(Supplied data)
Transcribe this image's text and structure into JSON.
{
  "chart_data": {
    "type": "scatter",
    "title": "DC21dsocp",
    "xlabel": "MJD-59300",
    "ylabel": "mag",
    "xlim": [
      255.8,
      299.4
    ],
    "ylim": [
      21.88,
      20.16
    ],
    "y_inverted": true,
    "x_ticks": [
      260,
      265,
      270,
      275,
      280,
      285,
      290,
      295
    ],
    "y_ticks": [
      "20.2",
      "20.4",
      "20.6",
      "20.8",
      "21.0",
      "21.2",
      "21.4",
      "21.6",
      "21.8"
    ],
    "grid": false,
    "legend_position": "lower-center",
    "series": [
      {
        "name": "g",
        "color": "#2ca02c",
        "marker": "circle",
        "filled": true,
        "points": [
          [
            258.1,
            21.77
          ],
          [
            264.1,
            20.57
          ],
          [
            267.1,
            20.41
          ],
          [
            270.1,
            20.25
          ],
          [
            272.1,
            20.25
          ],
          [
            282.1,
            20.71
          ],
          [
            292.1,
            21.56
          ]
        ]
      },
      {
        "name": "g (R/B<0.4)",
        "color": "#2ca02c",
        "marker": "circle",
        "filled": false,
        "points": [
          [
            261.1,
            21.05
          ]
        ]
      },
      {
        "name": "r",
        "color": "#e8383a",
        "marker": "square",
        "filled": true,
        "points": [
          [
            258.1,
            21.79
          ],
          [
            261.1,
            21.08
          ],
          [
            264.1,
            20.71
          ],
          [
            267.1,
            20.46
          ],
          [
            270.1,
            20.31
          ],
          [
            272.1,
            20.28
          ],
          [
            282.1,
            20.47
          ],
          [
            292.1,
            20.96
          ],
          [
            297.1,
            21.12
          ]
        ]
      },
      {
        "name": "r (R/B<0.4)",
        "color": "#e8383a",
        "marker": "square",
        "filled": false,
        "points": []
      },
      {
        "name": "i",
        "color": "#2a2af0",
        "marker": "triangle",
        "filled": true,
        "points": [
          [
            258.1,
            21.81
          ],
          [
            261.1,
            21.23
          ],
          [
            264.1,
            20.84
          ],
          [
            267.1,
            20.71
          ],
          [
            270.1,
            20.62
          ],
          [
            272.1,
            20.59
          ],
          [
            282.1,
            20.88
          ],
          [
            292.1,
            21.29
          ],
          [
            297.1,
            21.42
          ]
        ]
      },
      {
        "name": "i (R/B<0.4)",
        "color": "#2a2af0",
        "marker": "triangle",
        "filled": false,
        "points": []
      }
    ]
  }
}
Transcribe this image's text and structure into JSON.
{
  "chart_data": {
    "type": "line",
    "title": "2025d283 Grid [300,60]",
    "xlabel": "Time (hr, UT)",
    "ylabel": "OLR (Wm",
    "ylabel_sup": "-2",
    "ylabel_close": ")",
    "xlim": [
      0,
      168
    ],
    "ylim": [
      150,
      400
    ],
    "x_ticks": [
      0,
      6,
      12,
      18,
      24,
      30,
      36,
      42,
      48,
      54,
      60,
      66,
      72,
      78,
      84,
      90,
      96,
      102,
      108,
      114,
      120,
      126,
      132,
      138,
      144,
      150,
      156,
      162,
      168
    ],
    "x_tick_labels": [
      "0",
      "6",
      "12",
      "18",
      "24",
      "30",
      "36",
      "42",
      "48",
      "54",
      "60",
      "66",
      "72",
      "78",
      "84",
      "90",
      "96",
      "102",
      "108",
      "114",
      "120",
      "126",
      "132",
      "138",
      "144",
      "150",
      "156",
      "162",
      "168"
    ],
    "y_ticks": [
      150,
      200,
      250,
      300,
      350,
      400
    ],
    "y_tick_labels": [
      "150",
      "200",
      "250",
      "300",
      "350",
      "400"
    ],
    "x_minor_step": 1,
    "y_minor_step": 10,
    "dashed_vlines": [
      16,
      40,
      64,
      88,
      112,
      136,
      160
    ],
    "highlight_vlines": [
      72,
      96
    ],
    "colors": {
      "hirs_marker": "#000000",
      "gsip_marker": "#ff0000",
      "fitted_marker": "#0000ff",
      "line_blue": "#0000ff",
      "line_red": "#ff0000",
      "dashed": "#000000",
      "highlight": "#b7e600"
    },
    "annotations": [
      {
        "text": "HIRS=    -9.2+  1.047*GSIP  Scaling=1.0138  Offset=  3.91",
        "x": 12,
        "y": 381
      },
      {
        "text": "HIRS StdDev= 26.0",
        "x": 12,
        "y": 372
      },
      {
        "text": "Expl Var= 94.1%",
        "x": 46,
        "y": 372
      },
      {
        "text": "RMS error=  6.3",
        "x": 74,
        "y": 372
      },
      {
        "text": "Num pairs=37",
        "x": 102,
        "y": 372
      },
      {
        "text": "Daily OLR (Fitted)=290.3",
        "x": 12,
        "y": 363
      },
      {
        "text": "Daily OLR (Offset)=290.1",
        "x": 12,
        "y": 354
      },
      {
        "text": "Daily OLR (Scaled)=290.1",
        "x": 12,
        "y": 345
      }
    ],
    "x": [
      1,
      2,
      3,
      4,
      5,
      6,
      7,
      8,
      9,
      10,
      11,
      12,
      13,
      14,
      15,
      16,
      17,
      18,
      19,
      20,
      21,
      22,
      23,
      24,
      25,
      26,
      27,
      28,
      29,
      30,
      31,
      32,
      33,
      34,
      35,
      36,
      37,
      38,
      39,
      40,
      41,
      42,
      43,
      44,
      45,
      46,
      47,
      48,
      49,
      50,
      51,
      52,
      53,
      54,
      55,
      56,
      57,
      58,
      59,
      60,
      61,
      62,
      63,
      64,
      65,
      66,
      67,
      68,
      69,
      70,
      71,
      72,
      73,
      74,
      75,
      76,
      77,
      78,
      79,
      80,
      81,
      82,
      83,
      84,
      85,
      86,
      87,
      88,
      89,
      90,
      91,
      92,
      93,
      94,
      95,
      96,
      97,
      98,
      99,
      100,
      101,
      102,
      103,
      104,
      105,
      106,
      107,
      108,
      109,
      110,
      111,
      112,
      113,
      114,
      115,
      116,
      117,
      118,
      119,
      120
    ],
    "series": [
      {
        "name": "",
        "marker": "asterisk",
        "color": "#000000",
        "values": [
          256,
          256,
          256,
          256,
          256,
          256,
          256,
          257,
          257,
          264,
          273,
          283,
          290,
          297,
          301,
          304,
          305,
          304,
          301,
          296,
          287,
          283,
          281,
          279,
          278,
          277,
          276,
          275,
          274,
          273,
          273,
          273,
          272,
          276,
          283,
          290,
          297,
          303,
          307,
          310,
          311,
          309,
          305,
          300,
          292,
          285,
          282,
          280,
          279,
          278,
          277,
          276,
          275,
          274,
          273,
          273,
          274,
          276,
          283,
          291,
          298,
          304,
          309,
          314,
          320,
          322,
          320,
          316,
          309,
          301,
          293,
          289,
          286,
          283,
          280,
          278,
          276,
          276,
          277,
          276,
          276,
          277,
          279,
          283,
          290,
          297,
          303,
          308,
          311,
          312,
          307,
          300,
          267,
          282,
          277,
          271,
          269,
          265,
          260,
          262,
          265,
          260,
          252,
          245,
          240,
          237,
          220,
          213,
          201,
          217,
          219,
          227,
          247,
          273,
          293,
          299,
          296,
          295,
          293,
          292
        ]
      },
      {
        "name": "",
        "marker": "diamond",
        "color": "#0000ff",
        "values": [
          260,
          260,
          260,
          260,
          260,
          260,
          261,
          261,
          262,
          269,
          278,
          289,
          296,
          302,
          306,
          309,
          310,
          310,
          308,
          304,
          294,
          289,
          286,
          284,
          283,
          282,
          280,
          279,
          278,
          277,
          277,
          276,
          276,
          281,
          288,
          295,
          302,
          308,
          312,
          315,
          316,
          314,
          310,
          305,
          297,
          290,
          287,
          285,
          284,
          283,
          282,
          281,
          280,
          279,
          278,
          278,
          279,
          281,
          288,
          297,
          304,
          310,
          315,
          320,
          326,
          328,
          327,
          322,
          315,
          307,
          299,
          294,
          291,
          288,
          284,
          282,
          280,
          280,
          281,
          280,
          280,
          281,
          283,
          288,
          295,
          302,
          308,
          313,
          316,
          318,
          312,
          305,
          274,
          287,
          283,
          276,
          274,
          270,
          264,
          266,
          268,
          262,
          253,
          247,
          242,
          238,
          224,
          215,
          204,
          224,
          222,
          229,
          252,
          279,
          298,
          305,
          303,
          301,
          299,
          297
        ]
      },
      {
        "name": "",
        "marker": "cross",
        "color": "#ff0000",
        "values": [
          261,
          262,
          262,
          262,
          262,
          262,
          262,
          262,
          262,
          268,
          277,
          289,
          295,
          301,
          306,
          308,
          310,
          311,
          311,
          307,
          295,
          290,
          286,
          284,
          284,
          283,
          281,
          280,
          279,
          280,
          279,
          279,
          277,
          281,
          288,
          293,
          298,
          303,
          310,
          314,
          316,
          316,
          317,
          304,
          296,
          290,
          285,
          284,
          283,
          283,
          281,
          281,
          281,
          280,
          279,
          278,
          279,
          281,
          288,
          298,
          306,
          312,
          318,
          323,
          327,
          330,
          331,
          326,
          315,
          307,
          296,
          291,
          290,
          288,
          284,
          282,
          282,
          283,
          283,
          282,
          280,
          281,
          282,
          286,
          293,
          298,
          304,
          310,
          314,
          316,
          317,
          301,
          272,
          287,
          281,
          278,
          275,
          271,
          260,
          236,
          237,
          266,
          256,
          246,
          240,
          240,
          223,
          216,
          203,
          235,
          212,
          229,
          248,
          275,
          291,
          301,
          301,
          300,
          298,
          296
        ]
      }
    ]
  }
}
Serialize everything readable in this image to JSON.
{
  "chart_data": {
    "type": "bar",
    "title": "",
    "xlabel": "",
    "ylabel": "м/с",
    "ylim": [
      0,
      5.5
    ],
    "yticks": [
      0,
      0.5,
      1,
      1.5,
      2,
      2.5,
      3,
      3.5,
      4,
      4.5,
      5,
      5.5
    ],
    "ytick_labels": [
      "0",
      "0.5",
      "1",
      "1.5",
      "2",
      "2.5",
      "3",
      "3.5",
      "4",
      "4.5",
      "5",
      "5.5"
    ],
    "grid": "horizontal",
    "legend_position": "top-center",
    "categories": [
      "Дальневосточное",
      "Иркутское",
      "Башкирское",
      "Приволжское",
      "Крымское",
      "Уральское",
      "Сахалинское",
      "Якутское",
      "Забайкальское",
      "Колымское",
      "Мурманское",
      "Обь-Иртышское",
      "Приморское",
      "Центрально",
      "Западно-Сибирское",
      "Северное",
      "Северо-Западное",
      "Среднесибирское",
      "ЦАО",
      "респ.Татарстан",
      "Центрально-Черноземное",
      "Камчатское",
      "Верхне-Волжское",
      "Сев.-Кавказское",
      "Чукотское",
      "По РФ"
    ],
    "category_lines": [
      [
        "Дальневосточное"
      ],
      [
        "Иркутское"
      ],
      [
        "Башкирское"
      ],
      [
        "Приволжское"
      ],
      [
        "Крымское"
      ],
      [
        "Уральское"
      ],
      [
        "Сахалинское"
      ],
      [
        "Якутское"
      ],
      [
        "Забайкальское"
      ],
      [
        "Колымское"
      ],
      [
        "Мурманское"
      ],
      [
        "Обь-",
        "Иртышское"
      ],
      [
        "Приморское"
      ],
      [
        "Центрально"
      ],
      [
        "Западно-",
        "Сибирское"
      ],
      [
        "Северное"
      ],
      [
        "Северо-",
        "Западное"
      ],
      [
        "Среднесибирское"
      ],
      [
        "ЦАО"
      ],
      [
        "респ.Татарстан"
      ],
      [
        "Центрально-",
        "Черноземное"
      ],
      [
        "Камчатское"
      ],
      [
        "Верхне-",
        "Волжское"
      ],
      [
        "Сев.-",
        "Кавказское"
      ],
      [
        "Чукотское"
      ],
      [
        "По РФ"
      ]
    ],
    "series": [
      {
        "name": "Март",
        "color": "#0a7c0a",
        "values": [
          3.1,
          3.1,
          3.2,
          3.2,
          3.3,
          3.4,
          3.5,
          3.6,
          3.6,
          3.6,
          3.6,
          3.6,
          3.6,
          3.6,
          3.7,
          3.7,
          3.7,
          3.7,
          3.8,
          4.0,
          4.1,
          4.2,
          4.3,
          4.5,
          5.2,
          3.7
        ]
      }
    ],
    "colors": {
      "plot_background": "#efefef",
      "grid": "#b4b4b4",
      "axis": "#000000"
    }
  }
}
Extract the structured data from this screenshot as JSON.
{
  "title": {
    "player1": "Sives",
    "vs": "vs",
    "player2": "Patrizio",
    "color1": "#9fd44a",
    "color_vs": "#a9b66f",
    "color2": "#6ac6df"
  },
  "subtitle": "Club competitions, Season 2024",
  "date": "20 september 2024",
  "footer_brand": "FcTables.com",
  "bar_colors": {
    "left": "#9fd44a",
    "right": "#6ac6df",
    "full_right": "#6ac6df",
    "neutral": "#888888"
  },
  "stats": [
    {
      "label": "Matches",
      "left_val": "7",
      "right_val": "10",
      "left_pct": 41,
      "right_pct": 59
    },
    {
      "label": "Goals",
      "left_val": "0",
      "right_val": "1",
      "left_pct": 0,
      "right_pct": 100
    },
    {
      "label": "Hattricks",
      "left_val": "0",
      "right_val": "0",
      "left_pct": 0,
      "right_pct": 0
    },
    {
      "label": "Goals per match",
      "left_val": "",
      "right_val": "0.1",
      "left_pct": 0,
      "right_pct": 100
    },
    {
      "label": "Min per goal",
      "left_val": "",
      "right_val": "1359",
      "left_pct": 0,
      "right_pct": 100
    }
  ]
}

(What you should do) Select and copy every line of the material that holds the string "Offset".

(The output)
        "text": "HIRS=    -9.2+  1.047*GSIP  Scaling=1.0138  Offset=  3.91",
        "text": "Daily OLR (Offset)=290.1",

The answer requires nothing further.